• [YOUR GOAL] Repeat all of the data precisely.

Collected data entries
•••

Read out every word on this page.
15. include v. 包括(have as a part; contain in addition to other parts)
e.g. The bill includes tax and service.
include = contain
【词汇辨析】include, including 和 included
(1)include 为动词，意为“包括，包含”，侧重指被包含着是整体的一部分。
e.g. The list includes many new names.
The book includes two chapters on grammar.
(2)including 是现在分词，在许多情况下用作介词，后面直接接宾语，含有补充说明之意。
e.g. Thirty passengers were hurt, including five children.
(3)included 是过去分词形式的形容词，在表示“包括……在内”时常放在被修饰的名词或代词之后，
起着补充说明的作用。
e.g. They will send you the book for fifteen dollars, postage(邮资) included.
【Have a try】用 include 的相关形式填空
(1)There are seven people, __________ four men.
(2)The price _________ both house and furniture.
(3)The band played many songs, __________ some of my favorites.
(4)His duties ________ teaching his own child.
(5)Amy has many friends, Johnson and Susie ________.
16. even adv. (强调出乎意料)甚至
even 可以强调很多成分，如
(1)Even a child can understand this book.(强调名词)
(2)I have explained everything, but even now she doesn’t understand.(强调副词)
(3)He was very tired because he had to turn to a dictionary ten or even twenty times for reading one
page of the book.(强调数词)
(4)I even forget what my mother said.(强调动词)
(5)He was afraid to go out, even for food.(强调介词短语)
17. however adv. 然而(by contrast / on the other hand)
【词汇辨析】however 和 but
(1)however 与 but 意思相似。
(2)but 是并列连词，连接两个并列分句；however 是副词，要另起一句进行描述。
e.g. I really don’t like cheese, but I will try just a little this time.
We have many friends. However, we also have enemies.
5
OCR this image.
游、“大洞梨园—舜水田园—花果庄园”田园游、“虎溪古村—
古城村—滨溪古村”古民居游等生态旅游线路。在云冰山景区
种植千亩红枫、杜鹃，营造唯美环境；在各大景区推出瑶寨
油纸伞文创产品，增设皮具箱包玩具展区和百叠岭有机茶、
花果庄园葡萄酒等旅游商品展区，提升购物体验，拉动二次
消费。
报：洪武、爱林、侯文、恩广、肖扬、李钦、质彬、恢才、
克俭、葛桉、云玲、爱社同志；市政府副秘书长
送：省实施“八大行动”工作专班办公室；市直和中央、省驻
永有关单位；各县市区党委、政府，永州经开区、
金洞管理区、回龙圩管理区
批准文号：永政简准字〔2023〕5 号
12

•••

• [CORRECT ANSWER]
Read out every word on this page.
15. include v. 包括(have as a part; contain in addition to other parts)
e.g. The bill includes tax and service.
include = contain
【词汇辨析】include, including 和 included
(1)include 为动词，意为“包括，包含”，侧重指被包含着是整体的一部分。
e.g. The list includes many new names.
The book includes two chapters on grammar.
(2)including 是现在分词，在许多情况下用作介词，后面直接接宾语，含有补充说明之意。
e.g. Thirty passengers were hurt, including five children.
(3)included 是过去分词形式的形容词，在表示“包括……在内”时常放在被修饰的名词或代词之后，
起着补充说明的作用。
e.g. They will send you the book for fifteen dollars, postage(邮资) included.
【Have a try】用 include 的相关形式填空
(1)There are seven people, __________ four men.
(2)The price _________ both house and furniture.
(3)The band played many songs, __________ some of my favorites.
(4)His duties ________ teaching his own child.
(5)Amy has many friends, Johnson and Susie ________.
16. even adv. (强调出乎意料)甚至
even 可以强调很多成分，如
(1)Even a child can understand this book.(强调名词)
(2)I have explained everything, but even now she doesn’t understand.(强调副词)
(3)He was very tired because he had to turn to a dictionary ten or even twenty times for reading one
page of the book.(强调数词)
(4)I even forget what my mother said.(强调动词)
(5)He was afraid to go out, even for food.(强调介词短语)
17. however adv. 然而(by contrast / on the other hand)
【词汇辨析】however 和 but
(1)however 与 but 意思相似。
(2)but 是并列连词，连接两个并列分句；however 是副词，要另起一句进行描述。
e.g. I really don’t like cheese, but I will try just a little this time.
We have many friends. However, we also have enemies.
5
OCR this image.
游、“大洞梨园—舜水田园—花果庄园”田园游、“虎溪古村—
古城村—滨溪古村”古民居游等生态旅游线路。在云冰山景区
种植千亩红枫、杜鹃，营造唯美环境；在各大景区推出瑶寨
油纸伞文创产品，增设皮具箱包玩具展区和百叠岭有机茶、
花果庄园葡萄酒等旅游商品展区，提升购物体验，拉动二次
消费。
报：洪武、爱林、侯文、恩广、肖扬、李钦、质彬、恢才、
克俭、葛桉、云玲、爱社同志；市政府副秘书长
送：省实施“八大行动”工作专班办公室；市直和中央、省驻
永有关单位；各县市区党委、政府，永州经开区、
金洞管理区、回龙圩管理区
批准文号：永政简准字〔2023〕5 号
12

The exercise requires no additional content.